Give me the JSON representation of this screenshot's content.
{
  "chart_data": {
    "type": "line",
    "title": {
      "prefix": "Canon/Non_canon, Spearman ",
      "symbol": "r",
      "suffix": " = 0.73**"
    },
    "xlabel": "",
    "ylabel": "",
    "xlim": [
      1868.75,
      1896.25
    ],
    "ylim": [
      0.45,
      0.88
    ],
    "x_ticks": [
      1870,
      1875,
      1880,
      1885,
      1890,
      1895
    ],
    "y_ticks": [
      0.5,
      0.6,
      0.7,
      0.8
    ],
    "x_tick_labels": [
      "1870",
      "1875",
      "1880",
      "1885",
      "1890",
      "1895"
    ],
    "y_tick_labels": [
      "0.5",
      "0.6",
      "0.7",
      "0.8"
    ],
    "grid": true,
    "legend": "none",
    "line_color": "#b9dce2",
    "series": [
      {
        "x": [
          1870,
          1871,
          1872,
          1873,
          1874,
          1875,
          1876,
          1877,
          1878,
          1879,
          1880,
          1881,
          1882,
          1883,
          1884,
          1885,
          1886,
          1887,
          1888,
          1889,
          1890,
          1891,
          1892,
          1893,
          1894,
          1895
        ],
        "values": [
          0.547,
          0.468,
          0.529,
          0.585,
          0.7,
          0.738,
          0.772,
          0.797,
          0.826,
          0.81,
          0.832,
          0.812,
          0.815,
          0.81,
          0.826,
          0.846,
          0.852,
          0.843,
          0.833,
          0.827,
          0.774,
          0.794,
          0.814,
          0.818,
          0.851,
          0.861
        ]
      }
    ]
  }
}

------

Write out every line of the material again, exactly as it reads.

Give me the JSON representation of this screenshot's content.
{
  "chart_data": {
    "type": "line",
    "title": {
      "prefix": "Canon/Non_canon, Spearman ",
      "symbol": "r",
      "suffix": " = 0.73**"
    },
    "xlabel": "",
    "ylabel": "",
    "xlim": [
      1868.75,
      1896.25
    ],
    "ylim": [
      0.45,
      0.88
    ],
    "x_ticks": [
      1870,
      1875,
      1880,
      1885,
      1890,
      1895
    ],
    "y_ticks": [
      0.5,
      0.6,
      0.7,
      0.8
    ],
    "x_tick_labels": [
      "1870",
      "1875",
      "1880",
      "1885",
      "1890",
      "1895"
    ],
    "y_tick_labels": [
      "0.5",
      "0.6",
      "0.7",
      "0.8"
    ],
    "grid": true,
    "legend": "none",
    "line_color": "#b9dce2",
    "series": [
      {
        "x": [
          1870,
          1871,
          1872,
          1873,
          1874,
          1875,
          1876,
          1877,
          1878,
          1879,
          1880,
          1881,
          1882,
          1883,
          1884,
          1885,
          1886,
          1887,
          1888,
          1889,
          1890,
          1891,
          1892,
          1893,
          1894,
          1895
        ],
        "values": [
          0.547,
          0.468,
          0.529,
          0.585,
          0.7,
          0.738,
          0.772,
          0.797,
          0.826,
          0.81,
          0.832,
          0.812,
          0.815,
          0.81,
          0.826,
          0.846,
          0.852,
          0.843,
          0.833,
          0.827,
          0.774,
          0.794,
          0.814,
          0.818,
          0.851,
          0.861
        ]
      }
    ]
  }
}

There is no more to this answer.